------ Stored rows

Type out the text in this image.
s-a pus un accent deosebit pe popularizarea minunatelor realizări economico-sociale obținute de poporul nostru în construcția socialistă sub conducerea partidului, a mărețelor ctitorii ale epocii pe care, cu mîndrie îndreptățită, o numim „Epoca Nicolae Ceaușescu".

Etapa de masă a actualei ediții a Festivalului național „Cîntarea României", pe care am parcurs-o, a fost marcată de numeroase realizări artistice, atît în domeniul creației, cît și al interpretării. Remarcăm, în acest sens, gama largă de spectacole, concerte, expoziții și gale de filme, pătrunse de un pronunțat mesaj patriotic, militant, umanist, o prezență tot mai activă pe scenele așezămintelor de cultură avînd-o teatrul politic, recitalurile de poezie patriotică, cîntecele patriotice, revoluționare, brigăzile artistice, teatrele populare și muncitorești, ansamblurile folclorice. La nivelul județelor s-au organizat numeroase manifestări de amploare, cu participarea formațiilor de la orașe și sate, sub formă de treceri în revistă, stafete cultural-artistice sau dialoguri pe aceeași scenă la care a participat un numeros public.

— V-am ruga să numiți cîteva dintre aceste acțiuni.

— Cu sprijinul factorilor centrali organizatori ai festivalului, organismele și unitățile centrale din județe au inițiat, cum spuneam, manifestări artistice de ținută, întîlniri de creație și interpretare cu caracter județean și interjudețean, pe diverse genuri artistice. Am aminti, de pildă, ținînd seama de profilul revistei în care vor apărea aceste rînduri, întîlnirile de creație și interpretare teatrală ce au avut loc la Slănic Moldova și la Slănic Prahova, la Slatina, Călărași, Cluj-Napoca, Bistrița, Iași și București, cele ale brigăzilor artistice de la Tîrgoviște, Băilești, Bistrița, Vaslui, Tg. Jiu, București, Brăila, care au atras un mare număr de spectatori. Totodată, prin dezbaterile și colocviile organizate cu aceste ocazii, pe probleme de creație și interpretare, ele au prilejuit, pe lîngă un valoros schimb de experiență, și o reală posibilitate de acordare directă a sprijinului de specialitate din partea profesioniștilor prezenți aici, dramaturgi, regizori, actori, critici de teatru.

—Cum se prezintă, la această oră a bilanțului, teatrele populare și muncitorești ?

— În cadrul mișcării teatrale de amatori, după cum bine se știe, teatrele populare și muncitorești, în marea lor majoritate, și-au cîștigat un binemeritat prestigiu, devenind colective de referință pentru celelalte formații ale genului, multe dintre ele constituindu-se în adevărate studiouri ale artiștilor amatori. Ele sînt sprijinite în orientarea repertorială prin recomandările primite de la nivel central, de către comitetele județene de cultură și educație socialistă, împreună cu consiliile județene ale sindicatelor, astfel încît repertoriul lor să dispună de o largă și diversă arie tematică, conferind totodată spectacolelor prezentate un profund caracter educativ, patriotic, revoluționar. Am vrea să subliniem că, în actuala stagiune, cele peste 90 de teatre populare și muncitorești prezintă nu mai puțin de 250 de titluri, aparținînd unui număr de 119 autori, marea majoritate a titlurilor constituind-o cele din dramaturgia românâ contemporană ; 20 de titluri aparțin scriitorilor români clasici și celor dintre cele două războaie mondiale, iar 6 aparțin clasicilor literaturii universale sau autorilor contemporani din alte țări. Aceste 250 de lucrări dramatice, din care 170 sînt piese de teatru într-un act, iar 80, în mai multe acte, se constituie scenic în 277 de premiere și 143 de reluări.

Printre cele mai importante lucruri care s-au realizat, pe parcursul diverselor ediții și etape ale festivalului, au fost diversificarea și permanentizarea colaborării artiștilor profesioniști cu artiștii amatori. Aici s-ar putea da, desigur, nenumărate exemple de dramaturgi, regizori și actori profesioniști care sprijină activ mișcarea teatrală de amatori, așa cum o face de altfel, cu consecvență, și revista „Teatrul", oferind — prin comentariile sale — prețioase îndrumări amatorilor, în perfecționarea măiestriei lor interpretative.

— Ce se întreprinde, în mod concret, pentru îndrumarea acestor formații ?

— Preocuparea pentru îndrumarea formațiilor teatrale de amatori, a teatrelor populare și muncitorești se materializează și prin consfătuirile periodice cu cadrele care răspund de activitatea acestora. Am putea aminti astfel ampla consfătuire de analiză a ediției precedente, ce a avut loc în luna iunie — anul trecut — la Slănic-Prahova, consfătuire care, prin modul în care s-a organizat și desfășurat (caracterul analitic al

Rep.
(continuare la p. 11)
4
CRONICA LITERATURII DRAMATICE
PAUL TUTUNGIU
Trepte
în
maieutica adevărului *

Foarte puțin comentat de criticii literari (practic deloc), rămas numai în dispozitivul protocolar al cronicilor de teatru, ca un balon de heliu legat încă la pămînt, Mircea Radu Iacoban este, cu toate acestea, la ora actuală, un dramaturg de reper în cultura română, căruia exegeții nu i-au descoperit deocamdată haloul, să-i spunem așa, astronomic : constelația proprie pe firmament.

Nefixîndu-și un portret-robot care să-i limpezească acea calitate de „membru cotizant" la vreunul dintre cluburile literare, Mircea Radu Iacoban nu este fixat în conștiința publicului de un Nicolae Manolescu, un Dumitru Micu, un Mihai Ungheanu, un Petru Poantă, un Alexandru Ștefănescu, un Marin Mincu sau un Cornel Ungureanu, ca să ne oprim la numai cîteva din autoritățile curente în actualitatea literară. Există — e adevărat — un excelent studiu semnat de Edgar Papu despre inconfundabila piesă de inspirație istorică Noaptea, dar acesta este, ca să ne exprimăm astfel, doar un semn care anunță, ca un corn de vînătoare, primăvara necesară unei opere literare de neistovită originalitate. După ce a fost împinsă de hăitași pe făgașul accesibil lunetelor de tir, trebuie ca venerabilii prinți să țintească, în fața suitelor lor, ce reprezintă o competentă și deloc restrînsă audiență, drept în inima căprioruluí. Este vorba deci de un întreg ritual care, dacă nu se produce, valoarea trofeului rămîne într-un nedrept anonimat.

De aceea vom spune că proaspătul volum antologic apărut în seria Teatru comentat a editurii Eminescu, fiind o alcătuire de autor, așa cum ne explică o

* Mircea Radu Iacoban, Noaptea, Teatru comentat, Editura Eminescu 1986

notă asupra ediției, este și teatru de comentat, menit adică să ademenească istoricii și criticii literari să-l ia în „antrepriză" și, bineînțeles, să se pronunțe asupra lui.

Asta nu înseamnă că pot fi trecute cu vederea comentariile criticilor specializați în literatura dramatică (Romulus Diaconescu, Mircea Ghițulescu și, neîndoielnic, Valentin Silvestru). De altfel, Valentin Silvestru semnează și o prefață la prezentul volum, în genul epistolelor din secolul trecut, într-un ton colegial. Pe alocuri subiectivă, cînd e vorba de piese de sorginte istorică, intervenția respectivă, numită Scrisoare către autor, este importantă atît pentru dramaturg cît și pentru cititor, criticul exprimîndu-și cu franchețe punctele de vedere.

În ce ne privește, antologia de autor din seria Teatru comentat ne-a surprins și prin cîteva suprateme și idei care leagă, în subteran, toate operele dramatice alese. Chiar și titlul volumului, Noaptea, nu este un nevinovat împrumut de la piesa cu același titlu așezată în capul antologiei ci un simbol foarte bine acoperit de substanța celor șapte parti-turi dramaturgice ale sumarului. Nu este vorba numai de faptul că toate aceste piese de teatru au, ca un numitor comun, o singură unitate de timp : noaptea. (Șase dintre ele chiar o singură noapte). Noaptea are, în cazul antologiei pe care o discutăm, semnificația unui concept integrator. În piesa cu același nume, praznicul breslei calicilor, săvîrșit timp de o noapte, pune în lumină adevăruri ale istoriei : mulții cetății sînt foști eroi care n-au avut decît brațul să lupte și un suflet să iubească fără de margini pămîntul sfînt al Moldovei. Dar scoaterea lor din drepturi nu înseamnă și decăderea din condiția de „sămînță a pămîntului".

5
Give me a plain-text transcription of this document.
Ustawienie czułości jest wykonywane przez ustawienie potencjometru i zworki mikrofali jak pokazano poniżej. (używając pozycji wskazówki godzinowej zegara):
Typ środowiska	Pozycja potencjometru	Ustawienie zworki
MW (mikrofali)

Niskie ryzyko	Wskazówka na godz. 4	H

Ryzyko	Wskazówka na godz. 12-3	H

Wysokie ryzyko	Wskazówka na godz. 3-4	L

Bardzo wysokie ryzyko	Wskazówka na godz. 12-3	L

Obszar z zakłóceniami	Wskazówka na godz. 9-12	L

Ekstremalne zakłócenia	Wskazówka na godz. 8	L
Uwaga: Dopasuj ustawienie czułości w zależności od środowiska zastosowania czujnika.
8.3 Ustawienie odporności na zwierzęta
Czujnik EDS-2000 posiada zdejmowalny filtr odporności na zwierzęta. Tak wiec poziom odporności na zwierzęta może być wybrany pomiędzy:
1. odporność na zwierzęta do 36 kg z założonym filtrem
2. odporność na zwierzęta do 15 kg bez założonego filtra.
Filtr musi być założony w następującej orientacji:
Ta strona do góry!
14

------------

Challenge:
In the entries above, find the lines containing the word "Eminescu" and say how many there are, with no other words.

Solved problem:
2